▶ **Description of the task**
Return all of the data exactly, with nothing left out but the pictures.

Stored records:
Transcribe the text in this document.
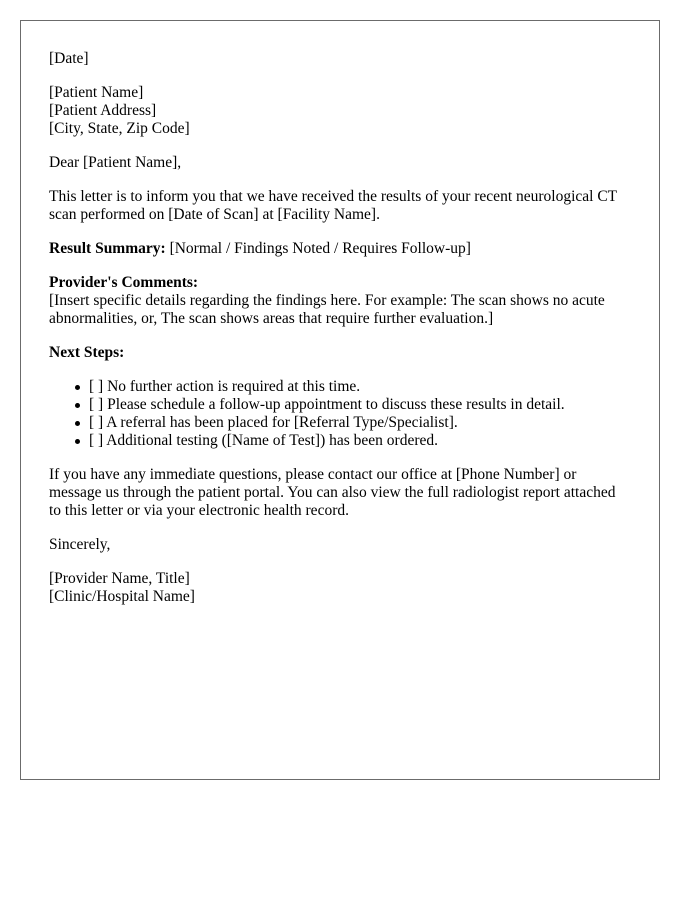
[Date]

[Patient Name]
[Patient Address]
[City, State, Zip Code]

Dear [Patient Name],

This letter is to inform you that we have received the results of your recent neurological CT scan performed on [Date of Scan] at [Facility Name].

Result Summary: [Normal / Findings Noted / Requires Follow-up]

Provider's Comments:
[Insert specific details regarding the findings here. For example: The scan shows no acute abnormalities, or, The scan shows areas that require further evaluation.]

Next Steps:

[ ] No further action is required at this time.
[ ] Please schedule a follow-up appointment to discuss these results in detail.
[ ] A referral has been placed for [Referral Type/Specialist].
[ ] Additional testing ([Name of Test]) has been ordered.

If you have any immediate questions, please contact our office at [Phone Number] or message us through the patient portal. You can also view the full radiologist report attached to this letter or via your electronic health record.

Sincerely,

[Provider Name, Title]
[Clinic/Hospital Name]
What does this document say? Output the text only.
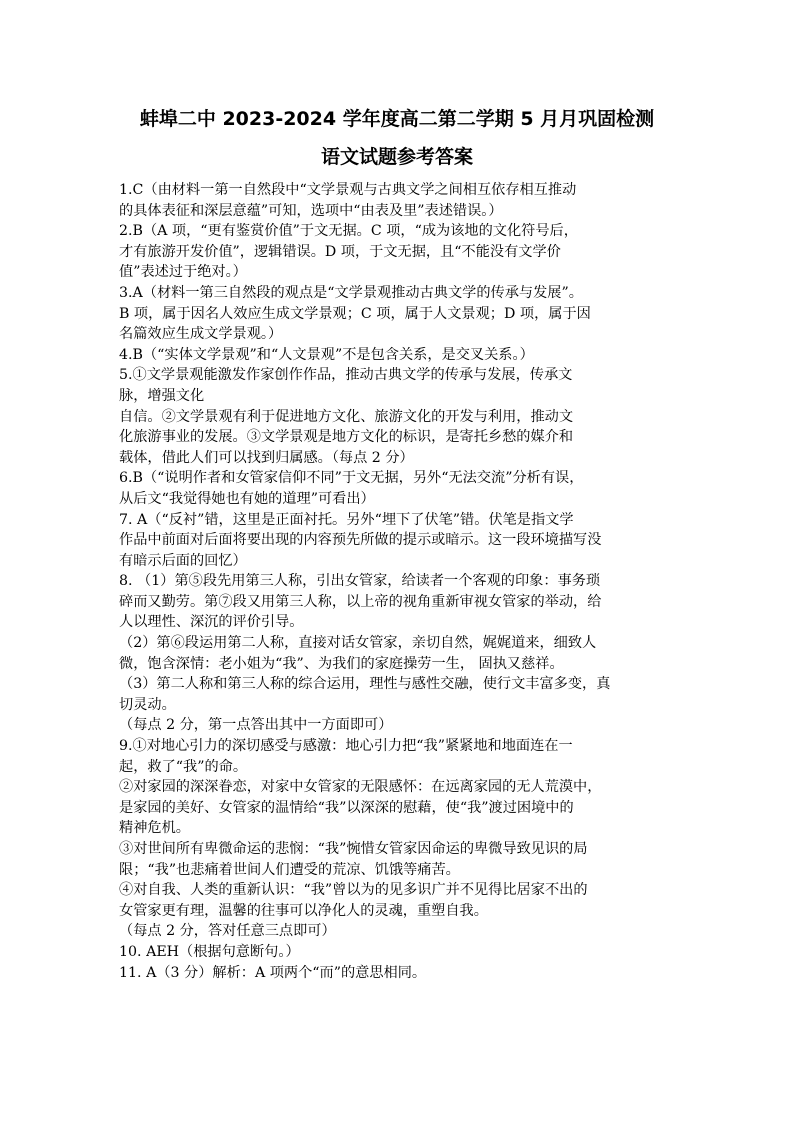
蚌埠二中 2023-2024 学年度高二第二学期 5 月月巩固检测
语文试题参考答案
1.C（由材料一第一自然段中“文学景观与古典文学之间相互依存相互推动
的具体表征和深层意蕴”可知，选项中“由表及里”表述错误。）
2.B（A 项，“更有鉴赏价值”于文无据。C 项，“成为该地的文化符号后，
才有旅游开发价值”，逻辑错误。D 项，于文无据，且“不能没有文学价
值”表述过于绝对。）
3.A（材料一第三自然段的观点是“文学景观推动古典文学的传承与发展”。
B 项，属于因名人效应生成文学景观；C 项，属于人文景观；D 项，属于因
名篇效应生成文学景观。）
4.B（“实体文学景观”和“人文景观”不是包含关系，是交叉关系。）
5.①文学景观能激发作家创作作品，推动古典文学的传承与发展，传承文
脉，增强文化
自信。②文学景观有利于促进地方文化、旅游文化的开发与利用，推动文
化旅游事业的发展。③文学景观是地方文化的标识，是寄托乡愁的媒介和
载体，借此人们可以找到归属感。（每点 2 分）
6.B（“说明作者和女管家信仰不同”于文无据，另外“无法交流”分析有误，
从后文“我觉得她也有她的道理”可看出）
7. A（“反衬”错，这里是正面衬托。另外“埋下了伏笔”错。伏笔是指文学
作品中前面对后面将要出现的内容预先所做的提示或暗示。这一段环境描写没
有暗示后面的回忆）
8. （1）第⑤段先用第三人称，引出女管家，给读者一个客观的印象：事务琐
碎而又勤劳。第⑦段又用第三人称，以上帝的视角重新审视女管家的举动，给
人以理性、深沉的评价引导。
（2）第⑥段运用第二人称，直接对话女管家，亲切自然，娓娓道来，细致人
微，饱含深情：老小姐为“我”、为我们的家庭操劳一生， 固执又慈祥。
（3）第二人称和第三人称的综合运用，理性与感性交融，使行文丰富多变，真
切灵动。
（每点 2 分，第一点答出其中一方面即可）
9.①对地心引力的深切感受与感激：地心引力把“我”紧紧地和地面连在一
起，救了“我”的命。
②对家园的深深眷恋，对家中女管家的无限感怀：在远离家园的无人荒漠中，
是家园的美好、女管家的温情给“我”以深深的慰藉，使“我”渡过困境中的
精神危机。
③对世间所有卑微命运的悲悯：“我”惋惜女管家因命运的卑微导致见识的局
限；“我”也悲痛着世间人们遭受的荒凉、饥饿等痛苦。
④对自我、人类的重新认识：“我”曾以为的见多识广并不见得比居家不出的
女管家更有理，温馨的往事可以净化人的灵魂，重塑自我。
（每点 2 分，答对任意三点即可）
10. AEH（根据句意断句。）
11. A（3 分）解析：A 项两个“而”的意思相同。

▶ **Exercise answer**
Transcribe the text in this document.
[Date]

[Patient Name]
[Patient Address]
[City, State, Zip Code]

Dear [Patient Name],

This letter is to inform you that we have received the results of your recent neurological CT scan performed on [Date of Scan] at [Facility Name].

Result Summary: [Normal / Findings Noted / Requires Follow-up]

Provider's Comments:
[Insert specific details regarding the findings here. For example: The scan shows no acute abnormalities, or, The scan shows areas that require further evaluation.]

Next Steps:

[ ] No further action is required at this time.
[ ] Please schedule a follow-up appointment to discuss these results in detail.
[ ] A referral has been placed for [Referral Type/Specialist].
[ ] Additional testing ([Name of Test]) has been ordered.

If you have any immediate questions, please contact our office at [Phone Number] or message us through the patient portal. You can also view the full radiologist report attached to this letter or via your electronic health record.

Sincerely,

[Provider Name, Title]
[Clinic/Hospital Name]
What does this document say? Output the text only.
蚌埠二中 2023-2024 学年度高二第二学期 5 月月巩固检测
语文试题参考答案
1.C（由材料一第一自然段中“文学景观与古典文学之间相互依存相互推动
的具体表征和深层意蕴”可知，选项中“由表及里”表述错误。）
2.B（A 项，“更有鉴赏价值”于文无据。C 项，“成为该地的文化符号后，
才有旅游开发价值”，逻辑错误。D 项，于文无据，且“不能没有文学价
值”表述过于绝对。）
3.A（材料一第三自然段的观点是“文学景观推动古典文学的传承与发展”。
B 项，属于因名人效应生成文学景观；C 项，属于人文景观；D 项，属于因
名篇效应生成文学景观。）
4.B（“实体文学景观”和“人文景观”不是包含关系，是交叉关系。）
5.①文学景观能激发作家创作作品，推动古典文学的传承与发展，传承文
脉，增强文化
自信。②文学景观有利于促进地方文化、旅游文化的开发与利用，推动文
化旅游事业的发展。③文学景观是地方文化的标识，是寄托乡愁的媒介和
载体，借此人们可以找到归属感。（每点 2 分）
6.B（“说明作者和女管家信仰不同”于文无据，另外“无法交流”分析有误，
从后文“我觉得她也有她的道理”可看出）
7. A（“反衬”错，这里是正面衬托。另外“埋下了伏笔”错。伏笔是指文学
作品中前面对后面将要出现的内容预先所做的提示或暗示。这一段环境描写没
有暗示后面的回忆）
8. （1）第⑤段先用第三人称，引出女管家，给读者一个客观的印象：事务琐
碎而又勤劳。第⑦段又用第三人称，以上帝的视角重新审视女管家的举动，给
人以理性、深沉的评价引导。
（2）第⑥段运用第二人称，直接对话女管家，亲切自然，娓娓道来，细致人
微，饱含深情：老小姐为“我”、为我们的家庭操劳一生， 固执又慈祥。
（3）第二人称和第三人称的综合运用，理性与感性交融，使行文丰富多变，真
切灵动。
（每点 2 分，第一点答出其中一方面即可）
9.①对地心引力的深切感受与感激：地心引力把“我”紧紧地和地面连在一
起，救了“我”的命。
②对家园的深深眷恋，对家中女管家的无限感怀：在远离家园的无人荒漠中，
是家园的美好、女管家的温情给“我”以深深的慰藉，使“我”渡过困境中的
精神危机。
③对世间所有卑微命运的悲悯：“我”惋惜女管家因命运的卑微导致见识的局
限；“我”也悲痛着世间人们遭受的荒凉、饥饿等痛苦。
④对自我、人类的重新认识：“我”曾以为的见多识广并不见得比居家不出的
女管家更有理，温馨的往事可以净化人的灵魂，重塑自我。
（每点 2 分，答对任意三点即可）
10. AEH（根据句意断句。）
11. A（3 分）解析：A 项两个“而”的意思相同。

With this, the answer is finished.